STATED GOAL | Extract the full listing verbatim and drop any pictures from your copy.
>> Start RECORDS FOR PROCESSING
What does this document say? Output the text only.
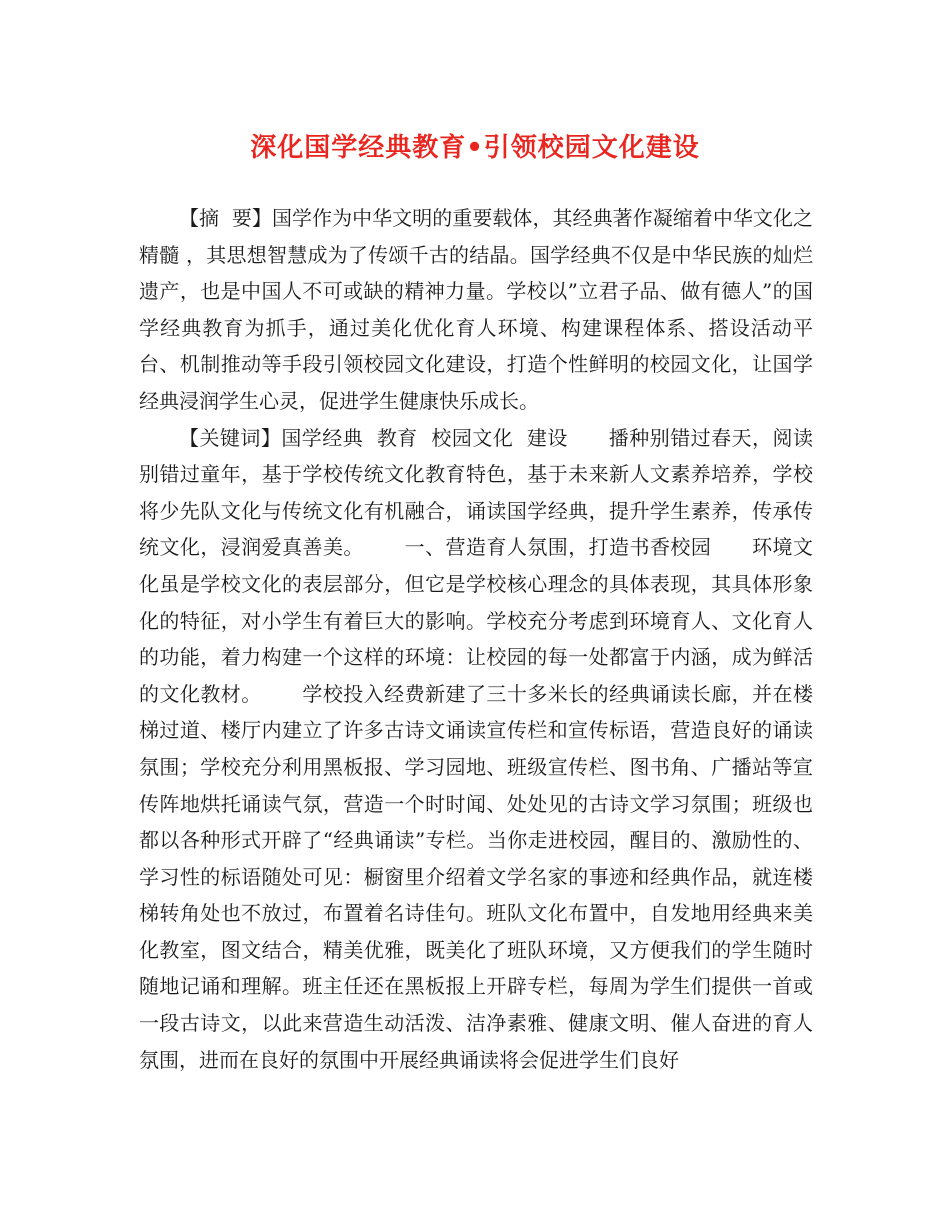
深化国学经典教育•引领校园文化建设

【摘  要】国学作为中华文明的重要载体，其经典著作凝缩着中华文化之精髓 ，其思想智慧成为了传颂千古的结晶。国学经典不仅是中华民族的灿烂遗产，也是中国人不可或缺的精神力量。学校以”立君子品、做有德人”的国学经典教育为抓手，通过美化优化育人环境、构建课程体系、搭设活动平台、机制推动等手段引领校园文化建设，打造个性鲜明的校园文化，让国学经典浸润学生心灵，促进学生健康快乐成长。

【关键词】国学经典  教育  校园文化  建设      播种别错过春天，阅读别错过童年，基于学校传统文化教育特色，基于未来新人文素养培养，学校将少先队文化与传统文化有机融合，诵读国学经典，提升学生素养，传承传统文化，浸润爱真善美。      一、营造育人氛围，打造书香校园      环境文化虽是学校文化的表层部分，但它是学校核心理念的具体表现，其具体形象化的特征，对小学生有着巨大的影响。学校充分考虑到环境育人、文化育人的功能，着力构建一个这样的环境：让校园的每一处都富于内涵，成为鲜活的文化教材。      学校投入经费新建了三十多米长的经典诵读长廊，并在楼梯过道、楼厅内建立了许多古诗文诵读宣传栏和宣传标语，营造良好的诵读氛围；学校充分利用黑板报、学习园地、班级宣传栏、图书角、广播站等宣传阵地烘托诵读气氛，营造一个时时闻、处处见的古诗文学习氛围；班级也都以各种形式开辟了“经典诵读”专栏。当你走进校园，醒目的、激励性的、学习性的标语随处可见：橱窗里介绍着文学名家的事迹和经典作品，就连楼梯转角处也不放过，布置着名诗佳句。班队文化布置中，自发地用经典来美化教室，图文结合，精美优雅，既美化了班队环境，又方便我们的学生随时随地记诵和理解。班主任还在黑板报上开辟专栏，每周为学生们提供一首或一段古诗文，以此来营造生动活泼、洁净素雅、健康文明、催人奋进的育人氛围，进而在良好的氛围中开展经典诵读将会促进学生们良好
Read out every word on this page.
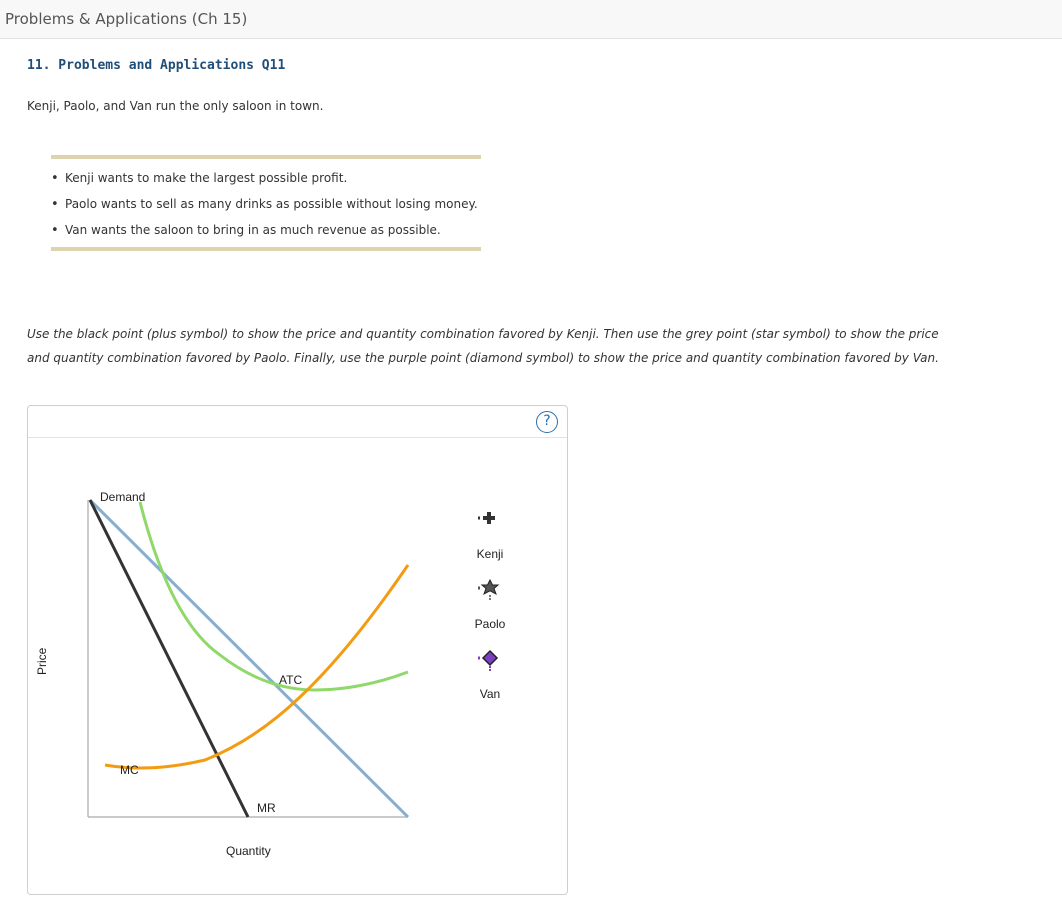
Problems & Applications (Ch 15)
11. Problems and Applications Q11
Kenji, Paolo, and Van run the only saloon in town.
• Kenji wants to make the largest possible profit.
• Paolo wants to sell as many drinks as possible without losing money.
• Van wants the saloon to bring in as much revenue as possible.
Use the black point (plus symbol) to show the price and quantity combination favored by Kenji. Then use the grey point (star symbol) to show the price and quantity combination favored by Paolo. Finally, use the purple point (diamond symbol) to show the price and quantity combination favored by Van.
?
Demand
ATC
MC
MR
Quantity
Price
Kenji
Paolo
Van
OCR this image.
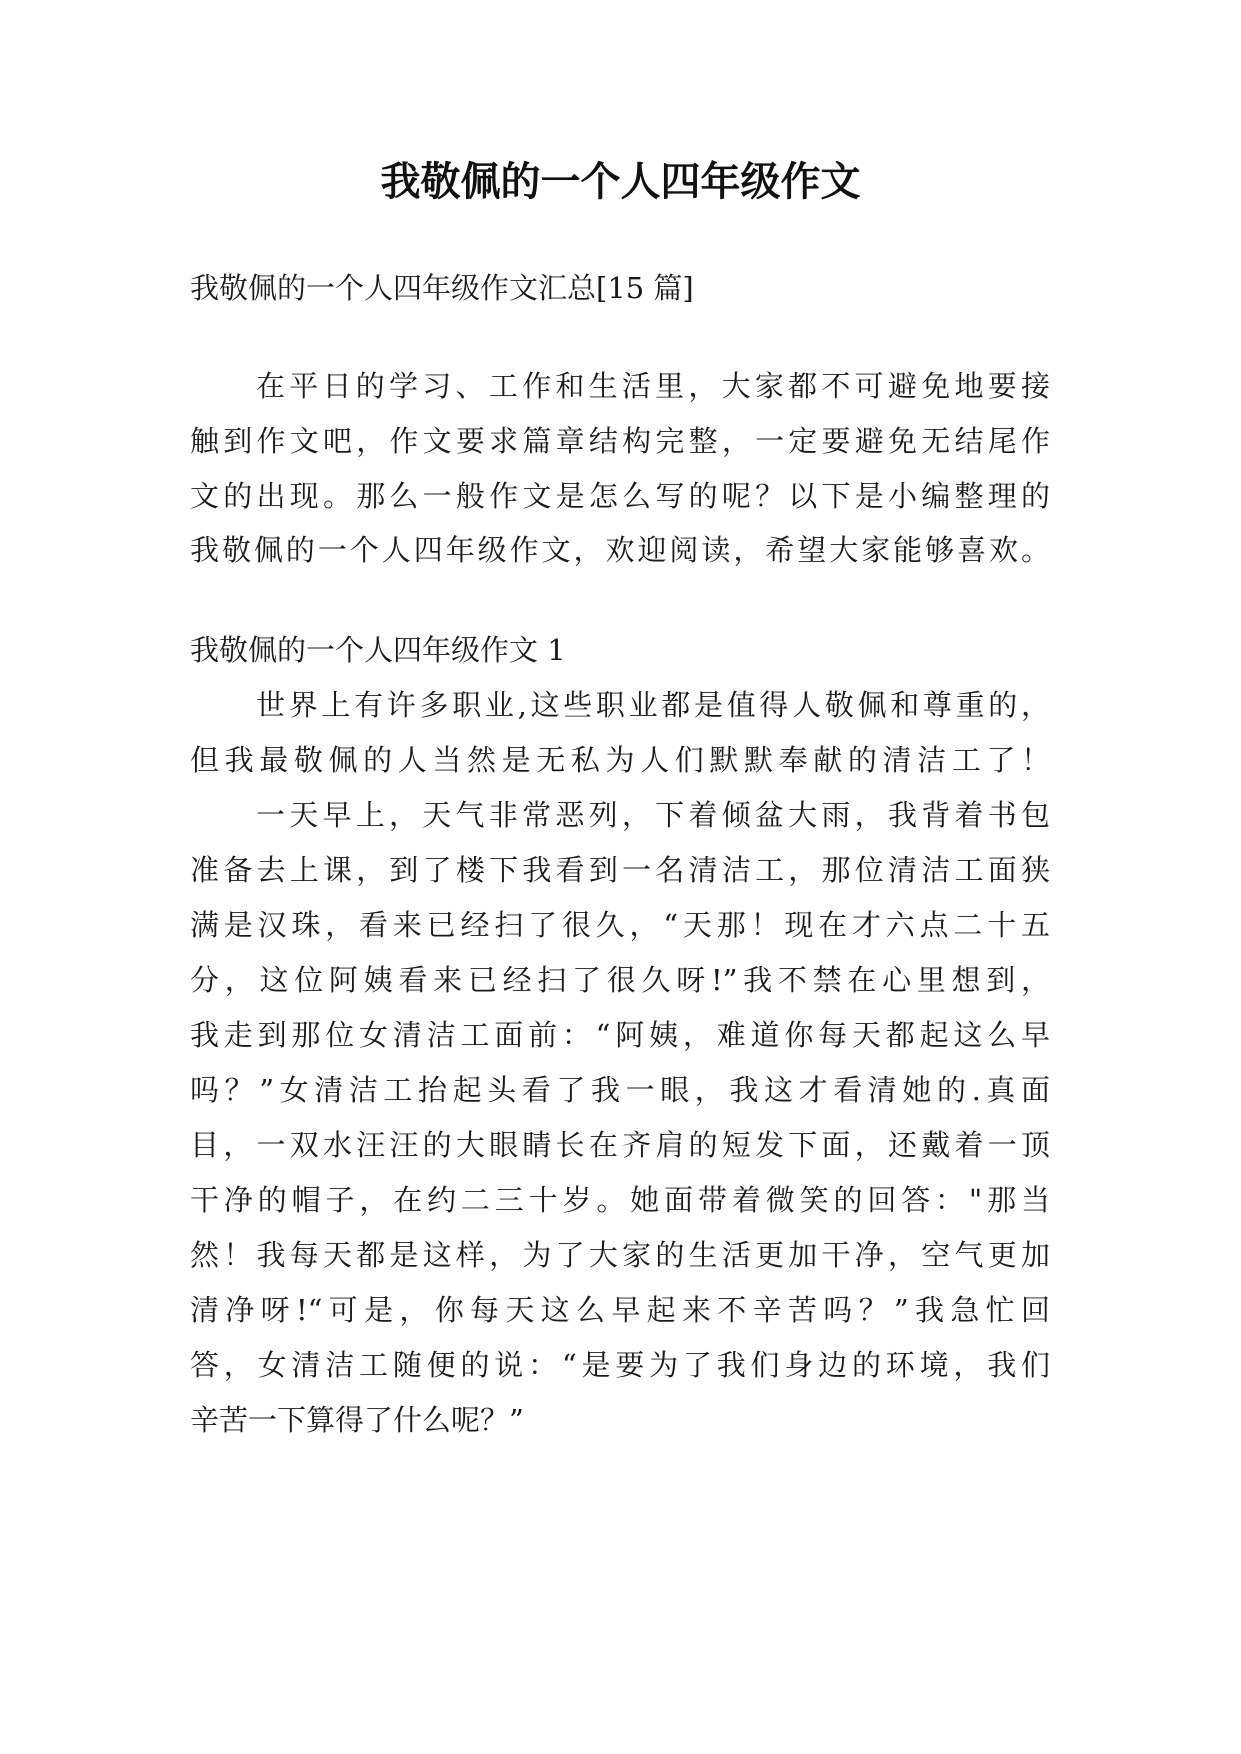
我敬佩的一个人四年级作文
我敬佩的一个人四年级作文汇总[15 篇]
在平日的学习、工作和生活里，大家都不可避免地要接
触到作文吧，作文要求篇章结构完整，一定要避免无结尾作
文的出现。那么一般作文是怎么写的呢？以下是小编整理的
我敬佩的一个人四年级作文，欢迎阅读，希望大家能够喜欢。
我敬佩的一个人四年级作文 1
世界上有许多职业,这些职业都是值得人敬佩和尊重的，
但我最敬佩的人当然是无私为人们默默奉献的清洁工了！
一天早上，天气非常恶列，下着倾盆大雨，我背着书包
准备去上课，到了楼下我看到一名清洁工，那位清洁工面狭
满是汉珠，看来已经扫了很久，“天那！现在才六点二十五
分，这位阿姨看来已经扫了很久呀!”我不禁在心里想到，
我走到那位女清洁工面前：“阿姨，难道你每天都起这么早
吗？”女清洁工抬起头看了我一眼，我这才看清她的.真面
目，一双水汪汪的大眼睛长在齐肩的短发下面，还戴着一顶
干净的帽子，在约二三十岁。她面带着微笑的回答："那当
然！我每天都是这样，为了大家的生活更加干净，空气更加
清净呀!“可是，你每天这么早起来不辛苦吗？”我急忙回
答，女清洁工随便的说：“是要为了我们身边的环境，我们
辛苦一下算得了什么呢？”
>> End RECORDS FOR PROCESSING
RESPONSE TO THIS TASK |
What does this document say? Output the text only.
深化国学经典教育•引领校园文化建设

【摘  要】国学作为中华文明的重要载体，其经典著作凝缩着中华文化之精髓 ，其思想智慧成为了传颂千古的结晶。国学经典不仅是中华民族的灿烂遗产，也是中国人不可或缺的精神力量。学校以”立君子品、做有德人”的国学经典教育为抓手，通过美化优化育人环境、构建课程体系、搭设活动平台、机制推动等手段引领校园文化建设，打造个性鲜明的校园文化，让国学经典浸润学生心灵，促进学生健康快乐成长。

【关键词】国学经典  教育  校园文化  建设      播种别错过春天，阅读别错过童年，基于学校传统文化教育特色，基于未来新人文素养培养，学校将少先队文化与传统文化有机融合，诵读国学经典，提升学生素养，传承传统文化，浸润爱真善美。      一、营造育人氛围，打造书香校园      环境文化虽是学校文化的表层部分，但它是学校核心理念的具体表现，其具体形象化的特征，对小学生有着巨大的影响。学校充分考虑到环境育人、文化育人的功能，着力构建一个这样的环境：让校园的每一处都富于内涵，成为鲜活的文化教材。      学校投入经费新建了三十多米长的经典诵读长廊，并在楼梯过道、楼厅内建立了许多古诗文诵读宣传栏和宣传标语，营造良好的诵读氛围；学校充分利用黑板报、学习园地、班级宣传栏、图书角、广播站等宣传阵地烘托诵读气氛，营造一个时时闻、处处见的古诗文学习氛围；班级也都以各种形式开辟了“经典诵读”专栏。当你走进校园，醒目的、激励性的、学习性的标语随处可见：橱窗里介绍着文学名家的事迹和经典作品，就连楼梯转角处也不放过，布置着名诗佳句。班队文化布置中，自发地用经典来美化教室，图文结合，精美优雅，既美化了班队环境，又方便我们的学生随时随地记诵和理解。班主任还在黑板报上开辟专栏，每周为学生们提供一首或一段古诗文，以此来营造生动活泼、洁净素雅、健康文明、催人奋进的育人氛围，进而在良好的氛围中开展经典诵读将会促进学生们良好
Read out every word on this page.
Problems & Applications (Ch 15)
11. Problems and Applications Q11
Kenji, Paolo, and Van run the only saloon in town.
• Kenji wants to make the largest possible profit.
• Paolo wants to sell as many drinks as possible without losing money.
• Van wants the saloon to bring in as much revenue as possible.
Use the black point (plus symbol) to show the price and quantity combination favored by Kenji. Then use the grey point (star symbol) to show the price and quantity combination favored by Paolo. Finally, use the purple point (diamond symbol) to show the price and quantity combination favored by Van.
?
Demand
ATC
MC
MR
Quantity
Price
Kenji
Paolo
Van
OCR this image.
我敬佩的一个人四年级作文
我敬佩的一个人四年级作文汇总[15 篇]
在平日的学习、工作和生活里，大家都不可避免地要接
触到作文吧，作文要求篇章结构完整，一定要避免无结尾作
文的出现。那么一般作文是怎么写的呢？以下是小编整理的
我敬佩的一个人四年级作文，欢迎阅读，希望大家能够喜欢。
我敬佩的一个人四年级作文 1
世界上有许多职业,这些职业都是值得人敬佩和尊重的，
但我最敬佩的人当然是无私为人们默默奉献的清洁工了！
一天早上，天气非常恶列，下着倾盆大雨，我背着书包
准备去上课，到了楼下我看到一名清洁工，那位清洁工面狭
满是汉珠，看来已经扫了很久，“天那！现在才六点二十五
分，这位阿姨看来已经扫了很久呀!”我不禁在心里想到，
我走到那位女清洁工面前：“阿姨，难道你每天都起这么早
吗？”女清洁工抬起头看了我一眼，我这才看清她的.真面
目，一双水汪汪的大眼睛长在齐肩的短发下面，还戴着一顶
干净的帽子，在约二三十岁。她面带着微笑的回答："那当
然！我每天都是这样，为了大家的生活更加干净，空气更加
清净呀!“可是，你每天这么早起来不辛苦吗？”我急忙回
答，女清洁工随便的说：“是要为了我们身边的环境，我们
辛苦一下算得了什么呢？”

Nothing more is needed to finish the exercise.